Problem details
State how many lines include "this", giving the number by itself.

Record set
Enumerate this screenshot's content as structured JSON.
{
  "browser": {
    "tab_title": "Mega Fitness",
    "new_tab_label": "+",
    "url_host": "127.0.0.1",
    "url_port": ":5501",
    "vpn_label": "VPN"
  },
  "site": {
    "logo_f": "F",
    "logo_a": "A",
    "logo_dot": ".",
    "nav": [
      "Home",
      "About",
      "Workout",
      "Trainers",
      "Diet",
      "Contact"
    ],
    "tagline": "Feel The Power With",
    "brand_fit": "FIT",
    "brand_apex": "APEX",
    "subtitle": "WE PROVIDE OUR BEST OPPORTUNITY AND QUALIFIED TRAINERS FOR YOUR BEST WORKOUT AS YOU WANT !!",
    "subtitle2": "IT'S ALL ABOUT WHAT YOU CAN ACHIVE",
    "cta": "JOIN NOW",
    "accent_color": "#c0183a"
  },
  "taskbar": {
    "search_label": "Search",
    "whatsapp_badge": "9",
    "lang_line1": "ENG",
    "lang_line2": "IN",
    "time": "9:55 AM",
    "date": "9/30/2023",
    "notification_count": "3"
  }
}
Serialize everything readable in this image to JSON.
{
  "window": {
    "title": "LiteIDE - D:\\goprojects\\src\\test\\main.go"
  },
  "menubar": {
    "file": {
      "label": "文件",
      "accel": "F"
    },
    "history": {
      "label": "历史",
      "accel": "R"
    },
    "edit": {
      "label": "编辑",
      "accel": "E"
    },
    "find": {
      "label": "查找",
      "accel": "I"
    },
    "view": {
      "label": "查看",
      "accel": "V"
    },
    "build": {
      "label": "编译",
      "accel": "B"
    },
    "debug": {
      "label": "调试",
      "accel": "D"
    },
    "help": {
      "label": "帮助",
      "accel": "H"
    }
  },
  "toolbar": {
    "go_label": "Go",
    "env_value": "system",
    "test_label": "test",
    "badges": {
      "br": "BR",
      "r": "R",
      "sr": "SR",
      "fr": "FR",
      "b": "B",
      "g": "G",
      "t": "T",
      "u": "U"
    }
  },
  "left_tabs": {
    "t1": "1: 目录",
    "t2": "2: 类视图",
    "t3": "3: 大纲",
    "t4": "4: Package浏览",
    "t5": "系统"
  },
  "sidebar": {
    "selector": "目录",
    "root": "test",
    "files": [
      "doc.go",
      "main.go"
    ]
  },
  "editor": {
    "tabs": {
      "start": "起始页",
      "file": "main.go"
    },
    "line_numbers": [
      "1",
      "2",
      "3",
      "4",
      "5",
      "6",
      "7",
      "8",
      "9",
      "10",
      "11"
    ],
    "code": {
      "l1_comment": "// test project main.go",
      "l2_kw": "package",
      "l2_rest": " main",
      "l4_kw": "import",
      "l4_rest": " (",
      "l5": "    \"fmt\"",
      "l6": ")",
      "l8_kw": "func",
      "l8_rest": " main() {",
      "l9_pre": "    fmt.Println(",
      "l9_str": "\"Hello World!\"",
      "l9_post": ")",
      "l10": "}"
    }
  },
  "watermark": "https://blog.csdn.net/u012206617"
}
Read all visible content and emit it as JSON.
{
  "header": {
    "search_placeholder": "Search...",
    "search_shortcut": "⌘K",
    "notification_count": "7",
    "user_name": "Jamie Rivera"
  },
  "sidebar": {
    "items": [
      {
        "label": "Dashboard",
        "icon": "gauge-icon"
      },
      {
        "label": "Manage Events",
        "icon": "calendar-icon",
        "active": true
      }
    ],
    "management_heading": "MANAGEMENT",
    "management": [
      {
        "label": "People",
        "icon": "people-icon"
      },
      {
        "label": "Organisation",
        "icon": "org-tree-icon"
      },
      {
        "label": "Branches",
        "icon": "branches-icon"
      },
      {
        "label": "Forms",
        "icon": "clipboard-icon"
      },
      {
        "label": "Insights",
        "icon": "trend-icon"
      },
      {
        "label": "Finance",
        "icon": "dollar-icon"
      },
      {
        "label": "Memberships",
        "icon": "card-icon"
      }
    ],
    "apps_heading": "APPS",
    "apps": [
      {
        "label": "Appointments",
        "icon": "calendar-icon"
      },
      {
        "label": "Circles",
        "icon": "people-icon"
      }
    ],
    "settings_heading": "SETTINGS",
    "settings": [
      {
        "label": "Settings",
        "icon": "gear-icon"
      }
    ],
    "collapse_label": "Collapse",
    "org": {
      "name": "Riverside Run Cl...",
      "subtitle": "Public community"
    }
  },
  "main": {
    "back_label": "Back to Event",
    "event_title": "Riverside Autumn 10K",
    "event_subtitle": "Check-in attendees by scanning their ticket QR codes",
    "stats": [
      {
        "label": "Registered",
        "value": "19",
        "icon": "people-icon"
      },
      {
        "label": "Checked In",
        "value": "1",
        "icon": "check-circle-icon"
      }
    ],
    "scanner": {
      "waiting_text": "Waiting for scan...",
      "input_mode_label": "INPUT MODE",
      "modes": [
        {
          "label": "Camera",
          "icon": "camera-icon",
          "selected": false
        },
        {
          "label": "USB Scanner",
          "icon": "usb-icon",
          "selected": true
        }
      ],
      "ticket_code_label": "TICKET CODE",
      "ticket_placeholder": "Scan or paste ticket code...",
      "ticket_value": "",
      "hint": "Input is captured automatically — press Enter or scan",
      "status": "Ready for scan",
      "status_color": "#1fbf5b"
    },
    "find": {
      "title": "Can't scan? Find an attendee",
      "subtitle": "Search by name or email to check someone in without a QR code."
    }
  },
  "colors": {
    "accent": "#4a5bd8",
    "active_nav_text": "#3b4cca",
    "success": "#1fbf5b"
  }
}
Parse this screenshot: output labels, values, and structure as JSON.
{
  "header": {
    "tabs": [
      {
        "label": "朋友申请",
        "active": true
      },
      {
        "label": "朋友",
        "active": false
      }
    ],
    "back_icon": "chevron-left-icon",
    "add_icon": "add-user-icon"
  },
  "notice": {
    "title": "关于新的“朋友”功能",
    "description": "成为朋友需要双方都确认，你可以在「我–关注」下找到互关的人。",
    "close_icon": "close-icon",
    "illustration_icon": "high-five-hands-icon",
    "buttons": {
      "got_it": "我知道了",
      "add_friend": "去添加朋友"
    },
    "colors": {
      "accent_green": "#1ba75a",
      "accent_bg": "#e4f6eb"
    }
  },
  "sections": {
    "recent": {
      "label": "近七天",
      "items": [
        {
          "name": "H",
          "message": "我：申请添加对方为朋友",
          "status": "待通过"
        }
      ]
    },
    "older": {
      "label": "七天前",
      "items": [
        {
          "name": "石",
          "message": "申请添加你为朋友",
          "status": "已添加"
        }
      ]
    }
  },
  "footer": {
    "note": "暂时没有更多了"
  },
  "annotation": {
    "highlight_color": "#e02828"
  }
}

Answer to the problem
3